## REQUIRED TASK
Repeat the material in full. Keep every line exactly as it is.
===== SOURCE MATERIAL
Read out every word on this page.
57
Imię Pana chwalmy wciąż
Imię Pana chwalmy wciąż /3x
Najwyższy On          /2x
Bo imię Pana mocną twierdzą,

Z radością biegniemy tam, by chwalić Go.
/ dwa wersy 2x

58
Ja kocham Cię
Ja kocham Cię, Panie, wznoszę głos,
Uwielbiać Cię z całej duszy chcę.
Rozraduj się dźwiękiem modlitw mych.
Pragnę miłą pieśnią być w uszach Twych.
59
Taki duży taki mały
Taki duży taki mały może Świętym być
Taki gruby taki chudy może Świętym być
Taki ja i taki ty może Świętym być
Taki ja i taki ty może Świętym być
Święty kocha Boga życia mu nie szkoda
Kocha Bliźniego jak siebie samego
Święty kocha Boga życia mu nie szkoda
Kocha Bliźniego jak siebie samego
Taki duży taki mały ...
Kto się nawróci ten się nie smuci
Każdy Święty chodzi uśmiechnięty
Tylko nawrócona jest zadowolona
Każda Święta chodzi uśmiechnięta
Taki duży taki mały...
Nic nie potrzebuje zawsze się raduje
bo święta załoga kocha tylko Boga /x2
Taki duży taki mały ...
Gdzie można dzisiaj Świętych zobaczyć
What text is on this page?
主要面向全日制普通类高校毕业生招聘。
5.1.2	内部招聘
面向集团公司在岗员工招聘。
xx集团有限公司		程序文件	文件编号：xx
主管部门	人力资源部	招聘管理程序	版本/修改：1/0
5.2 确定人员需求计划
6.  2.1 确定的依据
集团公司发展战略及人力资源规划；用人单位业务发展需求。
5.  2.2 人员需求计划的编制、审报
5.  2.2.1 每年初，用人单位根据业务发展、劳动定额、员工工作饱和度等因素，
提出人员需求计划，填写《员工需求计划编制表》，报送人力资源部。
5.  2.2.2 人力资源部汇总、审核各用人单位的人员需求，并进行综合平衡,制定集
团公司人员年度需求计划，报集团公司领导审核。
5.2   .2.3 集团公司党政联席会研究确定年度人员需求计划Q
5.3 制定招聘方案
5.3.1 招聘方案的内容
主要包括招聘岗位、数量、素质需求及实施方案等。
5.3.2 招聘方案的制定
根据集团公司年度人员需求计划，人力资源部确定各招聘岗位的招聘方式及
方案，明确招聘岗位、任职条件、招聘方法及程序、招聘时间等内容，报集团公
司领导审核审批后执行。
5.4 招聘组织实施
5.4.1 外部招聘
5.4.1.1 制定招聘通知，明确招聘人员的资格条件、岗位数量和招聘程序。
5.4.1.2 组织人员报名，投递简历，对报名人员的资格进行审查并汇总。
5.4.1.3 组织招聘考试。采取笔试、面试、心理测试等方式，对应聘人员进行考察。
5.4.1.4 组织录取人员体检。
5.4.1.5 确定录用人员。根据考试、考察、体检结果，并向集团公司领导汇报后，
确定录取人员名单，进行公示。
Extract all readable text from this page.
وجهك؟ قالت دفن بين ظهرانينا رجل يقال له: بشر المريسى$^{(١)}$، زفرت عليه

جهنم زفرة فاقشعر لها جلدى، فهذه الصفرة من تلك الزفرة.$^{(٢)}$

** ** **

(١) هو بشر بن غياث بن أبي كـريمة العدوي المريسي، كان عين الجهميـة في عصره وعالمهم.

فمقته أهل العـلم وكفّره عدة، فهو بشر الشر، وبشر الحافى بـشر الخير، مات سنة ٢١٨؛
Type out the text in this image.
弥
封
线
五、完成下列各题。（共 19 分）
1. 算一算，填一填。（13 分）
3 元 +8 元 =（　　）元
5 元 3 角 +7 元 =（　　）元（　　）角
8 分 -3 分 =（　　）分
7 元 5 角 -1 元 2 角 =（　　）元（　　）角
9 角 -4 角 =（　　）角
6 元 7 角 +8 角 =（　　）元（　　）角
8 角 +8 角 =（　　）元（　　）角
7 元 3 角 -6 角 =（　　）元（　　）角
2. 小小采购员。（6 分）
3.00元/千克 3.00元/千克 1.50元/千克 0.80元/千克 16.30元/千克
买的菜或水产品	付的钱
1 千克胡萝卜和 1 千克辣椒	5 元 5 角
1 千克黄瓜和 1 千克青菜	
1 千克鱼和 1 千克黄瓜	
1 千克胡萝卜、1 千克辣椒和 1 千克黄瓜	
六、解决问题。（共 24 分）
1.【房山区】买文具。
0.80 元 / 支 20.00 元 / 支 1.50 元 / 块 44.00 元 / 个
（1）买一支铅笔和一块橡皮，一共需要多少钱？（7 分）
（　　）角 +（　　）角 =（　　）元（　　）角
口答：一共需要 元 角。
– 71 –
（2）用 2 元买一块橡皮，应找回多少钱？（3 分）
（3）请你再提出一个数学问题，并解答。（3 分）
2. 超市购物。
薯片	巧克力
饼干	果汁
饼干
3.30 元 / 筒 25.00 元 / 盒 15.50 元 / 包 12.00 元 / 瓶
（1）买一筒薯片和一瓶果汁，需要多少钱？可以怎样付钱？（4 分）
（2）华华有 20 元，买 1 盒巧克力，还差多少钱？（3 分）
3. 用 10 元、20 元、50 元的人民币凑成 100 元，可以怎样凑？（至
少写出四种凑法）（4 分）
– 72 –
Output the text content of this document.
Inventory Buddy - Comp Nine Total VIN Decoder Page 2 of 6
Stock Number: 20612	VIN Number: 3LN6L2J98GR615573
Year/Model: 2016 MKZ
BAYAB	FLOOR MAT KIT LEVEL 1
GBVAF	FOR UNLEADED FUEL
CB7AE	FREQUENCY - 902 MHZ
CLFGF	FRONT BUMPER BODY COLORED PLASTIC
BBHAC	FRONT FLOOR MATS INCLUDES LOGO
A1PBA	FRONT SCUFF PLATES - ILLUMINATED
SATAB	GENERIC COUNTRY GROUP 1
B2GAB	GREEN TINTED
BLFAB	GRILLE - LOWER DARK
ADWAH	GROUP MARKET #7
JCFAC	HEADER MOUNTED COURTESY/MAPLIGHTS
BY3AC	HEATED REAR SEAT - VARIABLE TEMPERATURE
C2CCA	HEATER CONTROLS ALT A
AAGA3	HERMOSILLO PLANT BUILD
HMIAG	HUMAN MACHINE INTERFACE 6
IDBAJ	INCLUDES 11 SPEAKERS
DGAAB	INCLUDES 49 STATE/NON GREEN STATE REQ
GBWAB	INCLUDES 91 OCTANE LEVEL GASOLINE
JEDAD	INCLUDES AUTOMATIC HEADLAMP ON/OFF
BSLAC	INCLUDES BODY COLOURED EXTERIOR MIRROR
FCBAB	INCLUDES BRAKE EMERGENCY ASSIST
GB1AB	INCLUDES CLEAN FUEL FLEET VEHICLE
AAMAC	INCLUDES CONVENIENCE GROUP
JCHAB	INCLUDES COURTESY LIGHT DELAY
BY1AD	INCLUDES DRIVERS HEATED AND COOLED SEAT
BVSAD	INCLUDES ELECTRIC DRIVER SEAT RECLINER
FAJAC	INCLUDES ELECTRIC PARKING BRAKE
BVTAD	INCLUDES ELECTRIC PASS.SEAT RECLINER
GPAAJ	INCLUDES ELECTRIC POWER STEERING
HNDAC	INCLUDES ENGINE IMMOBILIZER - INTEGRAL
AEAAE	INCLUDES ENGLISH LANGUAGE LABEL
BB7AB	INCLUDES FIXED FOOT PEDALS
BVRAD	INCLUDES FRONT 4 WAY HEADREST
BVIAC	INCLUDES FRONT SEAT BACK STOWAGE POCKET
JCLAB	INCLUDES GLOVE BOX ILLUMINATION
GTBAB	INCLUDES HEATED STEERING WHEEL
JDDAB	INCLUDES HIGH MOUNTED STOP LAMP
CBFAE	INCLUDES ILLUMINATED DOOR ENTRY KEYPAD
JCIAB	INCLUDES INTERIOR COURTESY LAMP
==========
## THE ANSWER
Read out every word on this page.
57
Imię Pana chwalmy wciąż
Imię Pana chwalmy wciąż /3x
Najwyższy On          /2x
Bo imię Pana mocną twierdzą,

Z radością biegniemy tam, by chwalić Go.
/ dwa wersy 2x

58
Ja kocham Cię
Ja kocham Cię, Panie, wznoszę głos,
Uwielbiać Cię z całej duszy chcę.
Rozraduj się dźwiękiem modlitw mych.
Pragnę miłą pieśnią być w uszach Twych.
59
Taki duży taki mały
Taki duży taki mały może Świętym być
Taki gruby taki chudy może Świętym być
Taki ja i taki ty może Świętym być
Taki ja i taki ty może Świętym być
Święty kocha Boga życia mu nie szkoda
Kocha Bliźniego jak siebie samego
Święty kocha Boga życia mu nie szkoda
Kocha Bliźniego jak siebie samego
Taki duży taki mały ...
Kto się nawróci ten się nie smuci
Każdy Święty chodzi uśmiechnięty
Tylko nawrócona jest zadowolona
Każda Święta chodzi uśmiechnięta
Taki duży taki mały...
Nic nie potrzebuje zawsze się raduje
bo święta załoga kocha tylko Boga /x2
Taki duży taki mały ...
Gdzie można dzisiaj Świętych zobaczyć
What text is on this page?
主要面向全日制普通类高校毕业生招聘。
5.1.2	内部招聘
面向集团公司在岗员工招聘。
xx集团有限公司		程序文件	文件编号：xx
主管部门	人力资源部	招聘管理程序	版本/修改：1/0
5.2 确定人员需求计划
6.  2.1 确定的依据
集团公司发展战略及人力资源规划；用人单位业务发展需求。
5.  2.2 人员需求计划的编制、审报
5.  2.2.1 每年初，用人单位根据业务发展、劳动定额、员工工作饱和度等因素，
提出人员需求计划，填写《员工需求计划编制表》，报送人力资源部。
5.  2.2.2 人力资源部汇总、审核各用人单位的人员需求，并进行综合平衡,制定集
团公司人员年度需求计划，报集团公司领导审核。
5.2   .2.3 集团公司党政联席会研究确定年度人员需求计划Q
5.3 制定招聘方案
5.3.1 招聘方案的内容
主要包括招聘岗位、数量、素质需求及实施方案等。
5.3.2 招聘方案的制定
根据集团公司年度人员需求计划，人力资源部确定各招聘岗位的招聘方式及
方案，明确招聘岗位、任职条件、招聘方法及程序、招聘时间等内容，报集团公
司领导审核审批后执行。
5.4 招聘组织实施
5.4.1 外部招聘
5.4.1.1 制定招聘通知，明确招聘人员的资格条件、岗位数量和招聘程序。
5.4.1.2 组织人员报名，投递简历，对报名人员的资格进行审查并汇总。
5.4.1.3 组织招聘考试。采取笔试、面试、心理测试等方式，对应聘人员进行考察。
5.4.1.4 组织录取人员体检。
5.4.1.5 确定录用人员。根据考试、考察、体检结果，并向集团公司领导汇报后，
确定录取人员名单，进行公示。
Extract all readable text from this page.
وجهك؟ قالت دفن بين ظهرانينا رجل يقال له: بشر المريسى$^{(١)}$، زفرت عليه

جهنم زفرة فاقشعر لها جلدى، فهذه الصفرة من تلك الزفرة.$^{(٢)}$

** ** **

(١) هو بشر بن غياث بن أبي كـريمة العدوي المريسي، كان عين الجهميـة في عصره وعالمهم.

فمقته أهل العـلم وكفّره عدة، فهو بشر الشر، وبشر الحافى بـشر الخير، مات سنة ٢١٨؛
Type out the text in this image.
弥
封
线
五、完成下列各题。（共 19 分）
1. 算一算，填一填。（13 分）
3 元 +8 元 =（　　）元
5 元 3 角 +7 元 =（　　）元（　　）角
8 分 -3 分 =（　　）分
7 元 5 角 -1 元 2 角 =（　　）元（　　）角
9 角 -4 角 =（　　）角
6 元 7 角 +8 角 =（　　）元（　　）角
8 角 +8 角 =（　　）元（　　）角
7 元 3 角 -6 角 =（　　）元（　　）角
2. 小小采购员。（6 分）
3.00元/千克 3.00元/千克 1.50元/千克 0.80元/千克 16.30元/千克
买的菜或水产品	付的钱
1 千克胡萝卜和 1 千克辣椒	5 元 5 角
1 千克黄瓜和 1 千克青菜	
1 千克鱼和 1 千克黄瓜	
1 千克胡萝卜、1 千克辣椒和 1 千克黄瓜	
六、解决问题。（共 24 分）
1.【房山区】买文具。
0.80 元 / 支 20.00 元 / 支 1.50 元 / 块 44.00 元 / 个
（1）买一支铅笔和一块橡皮，一共需要多少钱？（7 分）
（　　）角 +（　　）角 =（　　）元（　　）角
口答：一共需要 元 角。
– 71 –
（2）用 2 元买一块橡皮，应找回多少钱？（3 分）
（3）请你再提出一个数学问题，并解答。（3 分）
2. 超市购物。
薯片	巧克力
饼干	果汁
饼干
3.30 元 / 筒 25.00 元 / 盒 15.50 元 / 包 12.00 元 / 瓶
（1）买一筒薯片和一瓶果汁，需要多少钱？可以怎样付钱？（4 分）
（2）华华有 20 元，买 1 盒巧克力，还差多少钱？（3 分）
3. 用 10 元、20 元、50 元的人民币凑成 100 元，可以怎样凑？（至
少写出四种凑法）（4 分）
– 72 –
Output the text content of this document.
Inventory Buddy - Comp Nine Total VIN Decoder Page 2 of 6
Stock Number: 20612	VIN Number: 3LN6L2J98GR615573
Year/Model: 2016 MKZ
BAYAB	FLOOR MAT KIT LEVEL 1
GBVAF	FOR UNLEADED FUEL
CB7AE	FREQUENCY - 902 MHZ
CLFGF	FRONT BUMPER BODY COLORED PLASTIC
BBHAC	FRONT FLOOR MATS INCLUDES LOGO
A1PBA	FRONT SCUFF PLATES - ILLUMINATED
SATAB	GENERIC COUNTRY GROUP 1
B2GAB	GREEN TINTED
BLFAB	GRILLE - LOWER DARK
ADWAH	GROUP MARKET #7
JCFAC	HEADER MOUNTED COURTESY/MAPLIGHTS
BY3AC	HEATED REAR SEAT - VARIABLE TEMPERATURE
C2CCA	HEATER CONTROLS ALT A
AAGA3	HERMOSILLO PLANT BUILD
HMIAG	HUMAN MACHINE INTERFACE 6
IDBAJ	INCLUDES 11 SPEAKERS
DGAAB	INCLUDES 49 STATE/NON GREEN STATE REQ
GBWAB	INCLUDES 91 OCTANE LEVEL GASOLINE
JEDAD	INCLUDES AUTOMATIC HEADLAMP ON/OFF
BSLAC	INCLUDES BODY COLOURED EXTERIOR MIRROR
FCBAB	INCLUDES BRAKE EMERGENCY ASSIST
GB1AB	INCLUDES CLEAN FUEL FLEET VEHICLE
AAMAC	INCLUDES CONVENIENCE GROUP
JCHAB	INCLUDES COURTESY LIGHT DELAY
BY1AD	INCLUDES DRIVERS HEATED AND COOLED SEAT
BVSAD	INCLUDES ELECTRIC DRIVER SEAT RECLINER
FAJAC	INCLUDES ELECTRIC PARKING BRAKE
BVTAD	INCLUDES ELECTRIC PASS.SEAT RECLINER
GPAAJ	INCLUDES ELECTRIC POWER STEERING
HNDAC	INCLUDES ENGINE IMMOBILIZER - INTEGRAL
AEAAE	INCLUDES ENGLISH LANGUAGE LABEL
BB7AB	INCLUDES FIXED FOOT PEDALS
BVRAD	INCLUDES FRONT 4 WAY HEADREST
BVIAC	INCLUDES FRONT SEAT BACK STOWAGE POCKET
JCLAB	INCLUDES GLOVE BOX ILLUMINATION
GTBAB	INCLUDES HEATED STEERING WHEEL
JDDAB	INCLUDES HIGH MOUNTED STOP LAMP
CBFAE	INCLUDES ILLUMINATED DOOR ENTRY KEYPAD
JCIAB	INCLUDES INTERIOR COURTESY LAMP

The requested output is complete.